■ **WORK INSTRUCTIONS**
- 1) Return, word for word, the part of the workplace-change advice that opens with the words containing "- Empower staff" and closes with "and internal communications.".
- 2) Resume the workplace-change advice from where it stops.

■ **EXERCISE PASSAGE**
——————————

From Theresa Caswell – HR Programme Manager
- Make sure you know what success will look like – Quote from Theresa: “We didn’t want a ‘lift and shift’ exercise, we wanted tangible benefits”
- Give everyone the facts - Produce a ‘myth buster’ guide to ensure everyone was in receipt of the right facts.
- Empower staff – by involving them in decisions which they are able to influence. For example, it was the staff who determined the final colours.
- Really get to know what their roles involve – Creating a diary analysis/Day In the Life Of for specific job roles is extremely useful.
- Set targets that are owned - If teams can’t make the reduction targets, escalate the targets up to the department, and if necessary up to the directorate. That way, managers have individual and collective ownership of the delivery.
- Travelling expenses is a big FAQ area – Deal with car parking and travel issues and support staff in them where necessary.
- Ensure the PDR system is fit for purpose – so you can ensure staff performance can be monitored effectively when working to the new ways.
- Have a dedicated communications manager – if possible, for external and internal communications.

——————————

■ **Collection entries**

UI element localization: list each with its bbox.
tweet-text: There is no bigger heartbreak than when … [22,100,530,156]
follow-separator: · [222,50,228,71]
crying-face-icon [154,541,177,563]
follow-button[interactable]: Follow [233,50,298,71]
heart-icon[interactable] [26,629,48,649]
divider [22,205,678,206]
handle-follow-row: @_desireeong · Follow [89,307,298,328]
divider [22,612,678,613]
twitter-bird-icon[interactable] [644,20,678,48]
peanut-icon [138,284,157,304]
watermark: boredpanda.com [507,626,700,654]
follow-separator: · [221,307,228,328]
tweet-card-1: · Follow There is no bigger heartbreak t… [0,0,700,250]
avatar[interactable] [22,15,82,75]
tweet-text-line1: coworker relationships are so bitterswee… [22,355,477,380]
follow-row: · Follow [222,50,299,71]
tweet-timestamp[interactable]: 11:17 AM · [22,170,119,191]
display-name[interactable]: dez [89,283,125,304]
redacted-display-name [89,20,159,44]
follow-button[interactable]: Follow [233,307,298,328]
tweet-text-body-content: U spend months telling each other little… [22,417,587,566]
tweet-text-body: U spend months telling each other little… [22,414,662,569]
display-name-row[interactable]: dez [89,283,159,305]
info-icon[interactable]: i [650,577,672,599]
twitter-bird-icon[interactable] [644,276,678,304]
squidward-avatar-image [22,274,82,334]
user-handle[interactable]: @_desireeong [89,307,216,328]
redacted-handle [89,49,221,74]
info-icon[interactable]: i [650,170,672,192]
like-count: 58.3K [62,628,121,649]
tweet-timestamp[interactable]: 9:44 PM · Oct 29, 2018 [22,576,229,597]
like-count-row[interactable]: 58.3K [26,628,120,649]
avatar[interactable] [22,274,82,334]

——————————

■ **ANSWERS FOR EACH ITEM**
- 1)
- Empower staff – by involving them in decisions which they are able to influence. For example, it was the staff who determined the final colours.
- Really get to know what their roles involve – Creating a diary analysis/Day In the Life Of for specific job roles is extremely useful.
- Set targets that are owned - If teams can’t make the reduction targets, escalate the targets up to the department, and if necessary up to the directorate. That way, managers have individual and collective ownership of the delivery.
- Travelling expenses is a big FAQ area – Deal with car parking and travel issues and support staff in them where necessary.
- Ensure the PDR system is fit for purpose – so you can ensure staff performance can be monitored effectively when working to the new ways.
- Have a dedicated communications manager – if possible, for external and internal communications.

- 2)
- Trade unions are really important – Make sure they have the right information at the right time, as they can help dispel the myths directly for staff.
When talking about the worksmart policies, Theresa said: “A lot of the time it is just formalizing current ways of working”. You may find that many of your staff are already unofficially working in new ways, but not admitting to it!
An employee perspective – From Nigel Hancock, Development Manager
In the ‘new ways of working’ areas we have looked at, Planning Services tend to have a reputation for being the least likely to jump on board with electronic ways of working. They are traditionally used to dealing with paper files, and large scale maps, diagrams etc. A walk around Rotherham’s building would leave you puzzled as to where the planners are sitting. Their area looks no different to any of the others.
So how was this achieved? According to Nigel the key was dealing with the workflow, and getting people working in the new ways prior to moving.
They reduced the workflow before they made it electronic. Classic BPR practice, but nevertheless most important. Once the workflow is reduced and electronic, this paves the way for ‘anywhere working’.
Rotherham recognized that there are actually benefits to being electronic, for example, electronic plans can be ‘zoomed in’, and QR codes can be used to engage public re: viewing applications.
The rate of success is impressive. According to Nigel all case workers accepted the new ways of working, and planners can now work from anywhere.
They are not afraid of trying new things, but accepting where the ‘old’ style still has a place. Currently they are trialling tablets on site instead of plans, but still use plans where necessary.
To quote Nigel, they are, “Not totally paperless but more like a ‘normal’ office”.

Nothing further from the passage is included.